→ Supplied material:
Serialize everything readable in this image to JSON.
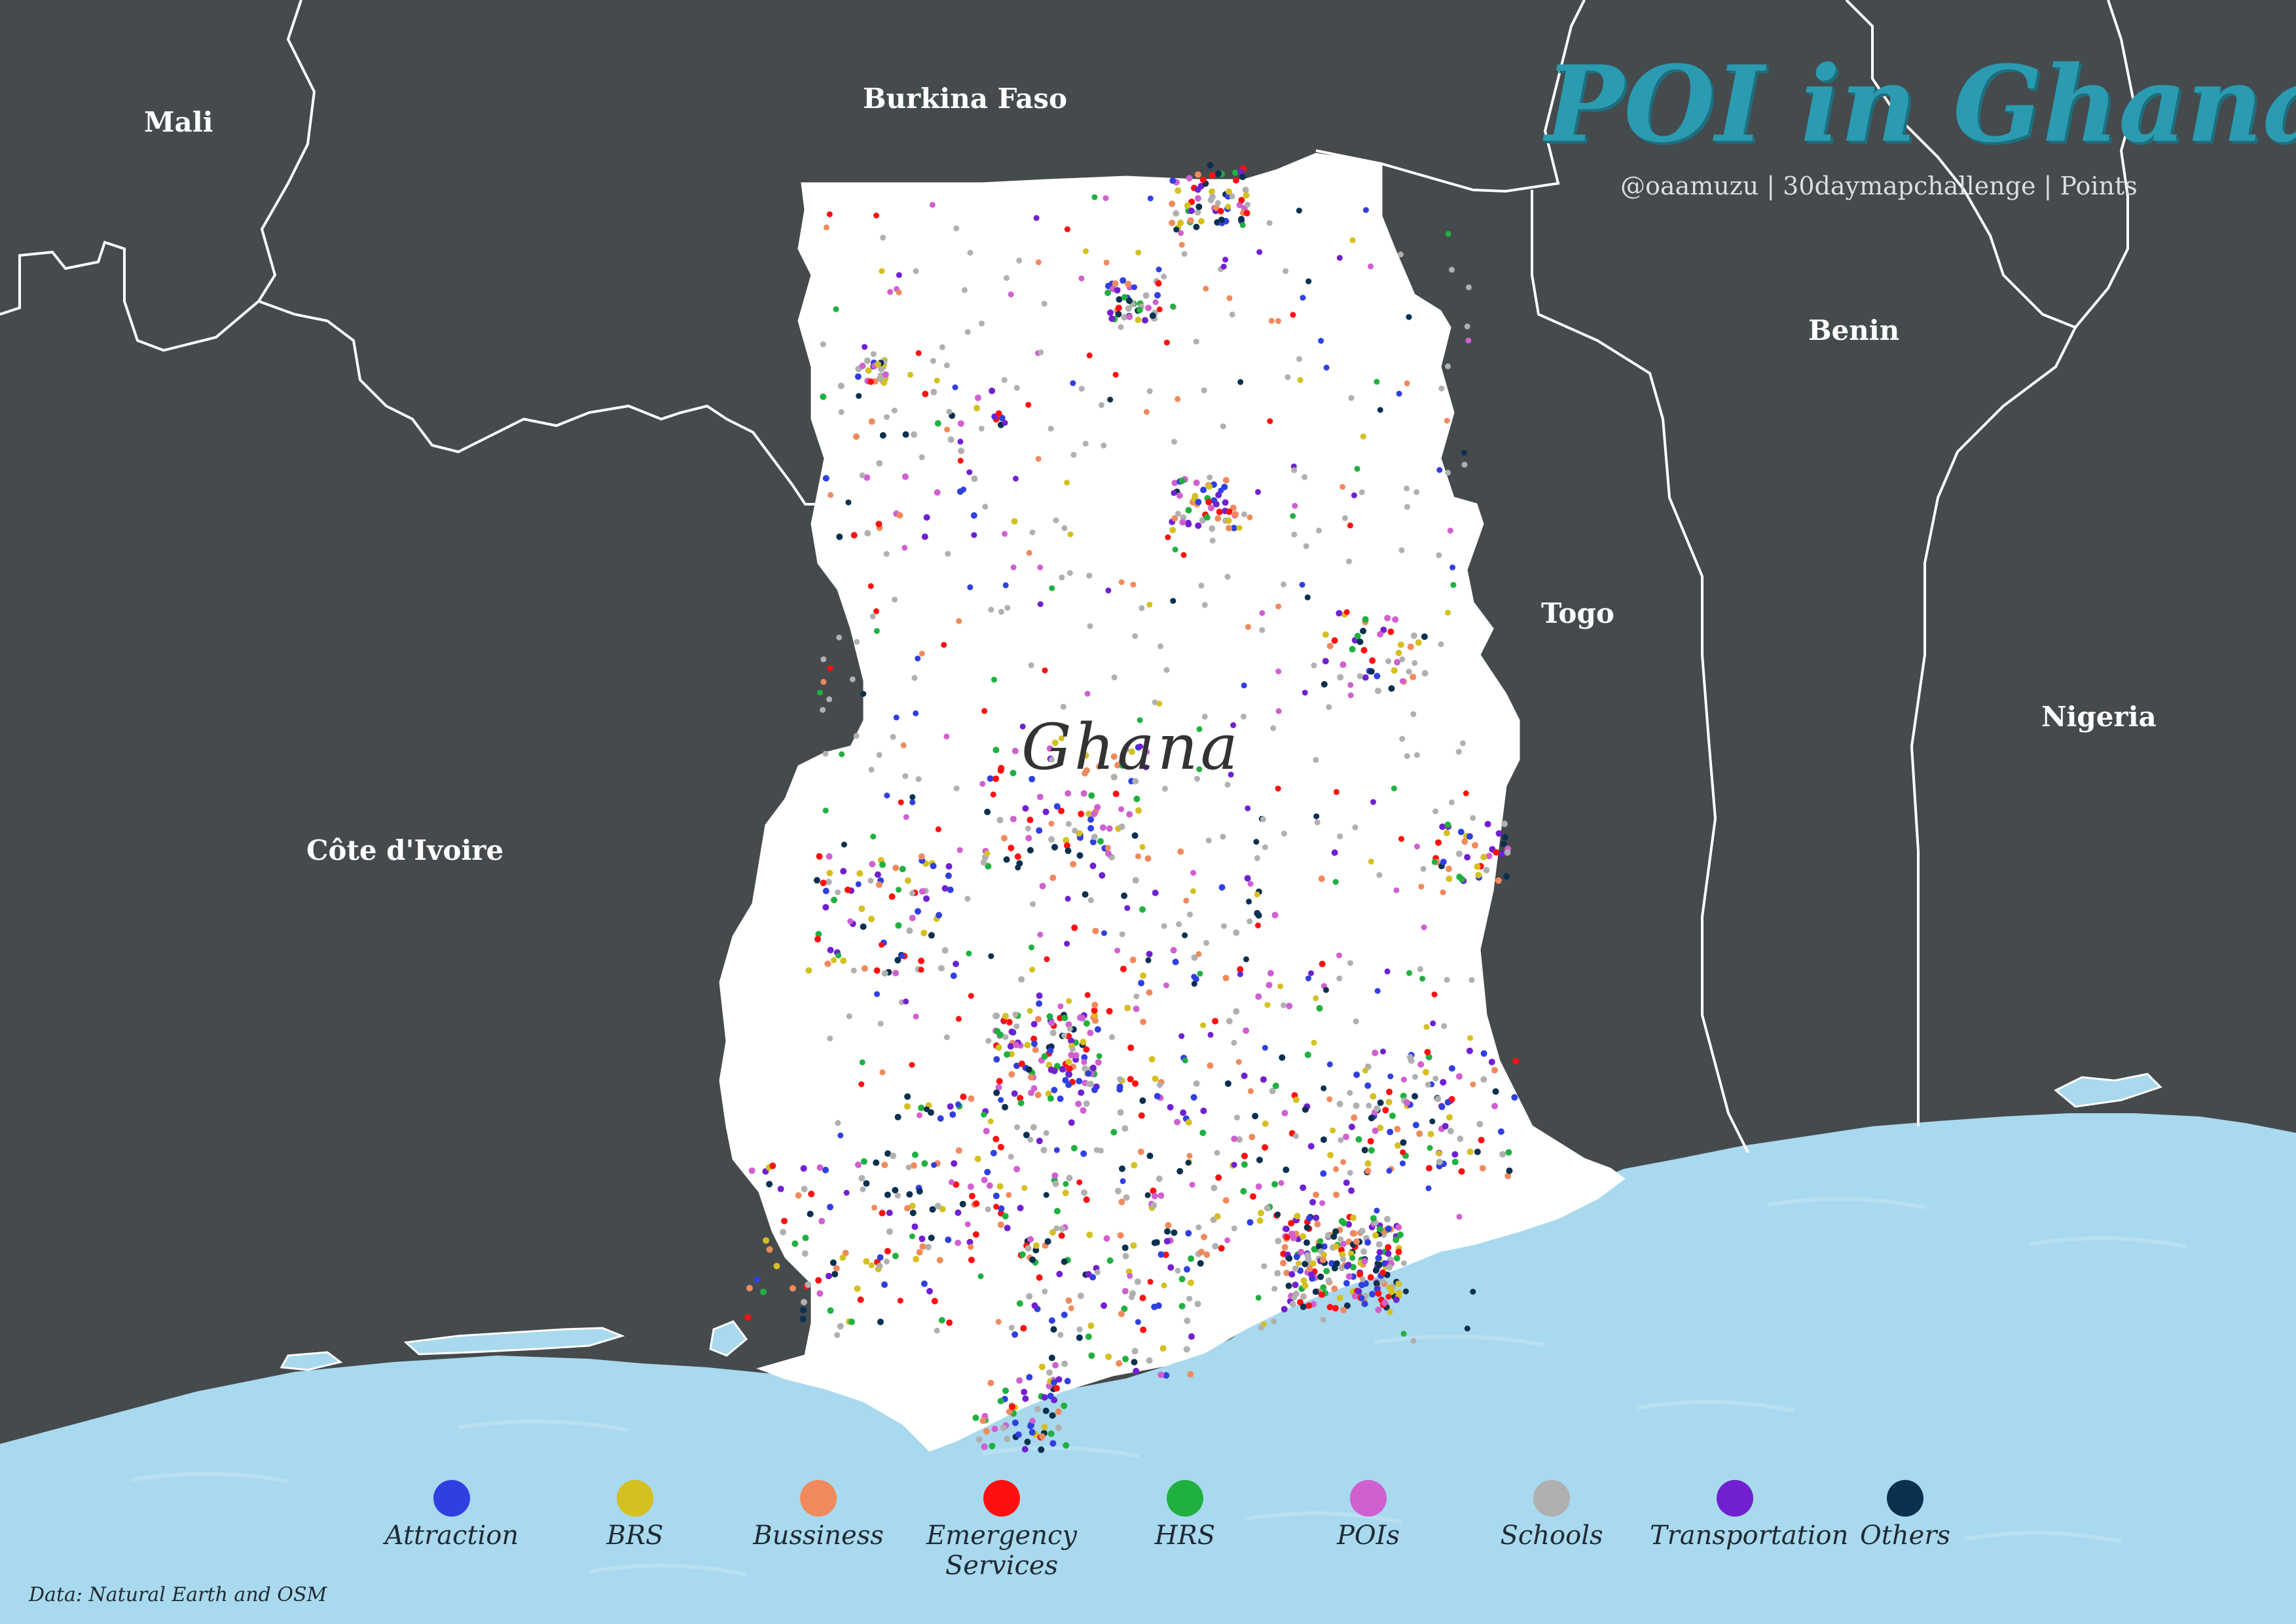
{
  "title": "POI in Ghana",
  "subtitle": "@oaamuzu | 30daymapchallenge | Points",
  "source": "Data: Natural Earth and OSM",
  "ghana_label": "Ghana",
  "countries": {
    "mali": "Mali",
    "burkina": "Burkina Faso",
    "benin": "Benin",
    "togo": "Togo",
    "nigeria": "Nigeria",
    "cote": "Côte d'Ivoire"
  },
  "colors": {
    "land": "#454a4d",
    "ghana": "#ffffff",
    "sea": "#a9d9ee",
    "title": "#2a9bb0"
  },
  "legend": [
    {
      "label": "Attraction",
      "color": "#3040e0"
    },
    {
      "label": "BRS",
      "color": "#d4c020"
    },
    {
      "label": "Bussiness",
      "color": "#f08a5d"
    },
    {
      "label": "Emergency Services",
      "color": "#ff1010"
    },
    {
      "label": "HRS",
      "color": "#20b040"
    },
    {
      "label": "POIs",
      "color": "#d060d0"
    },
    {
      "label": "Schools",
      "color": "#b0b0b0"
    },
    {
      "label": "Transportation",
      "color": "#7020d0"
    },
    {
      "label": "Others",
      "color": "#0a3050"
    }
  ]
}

→ What is expected: Retype all entries exactly as they appear, dropping the images.

→ Result:
Serialize everything readable in this image to JSON.
{
  "title": "POI in Ghana",
  "subtitle": "@oaamuzu | 30daymapchallenge | Points",
  "source": "Data: Natural Earth and OSM",
  "ghana_label": "Ghana",
  "countries": {
    "mali": "Mali",
    "burkina": "Burkina Faso",
    "benin": "Benin",
    "togo": "Togo",
    "nigeria": "Nigeria",
    "cote": "Côte d'Ivoire"
  },
  "colors": {
    "land": "#454a4d",
    "ghana": "#ffffff",
    "sea": "#a9d9ee",
    "title": "#2a9bb0"
  },
  "legend": [
    {
      "label": "Attraction",
      "color": "#3040e0"
    },
    {
      "label": "BRS",
      "color": "#d4c020"
    },
    {
      "label": "Bussiness",
      "color": "#f08a5d"
    },
    {
      "label": "Emergency Services",
      "color": "#ff1010"
    },
    {
      "label": "HRS",
      "color": "#20b040"
    },
    {
      "label": "POIs",
      "color": "#d060d0"
    },
    {
      "label": "Schools",
      "color": "#b0b0b0"
    },
    {
      "label": "Transportation",
      "color": "#7020d0"
    },
    {
      "label": "Others",
      "color": "#0a3050"
    }
  ]
}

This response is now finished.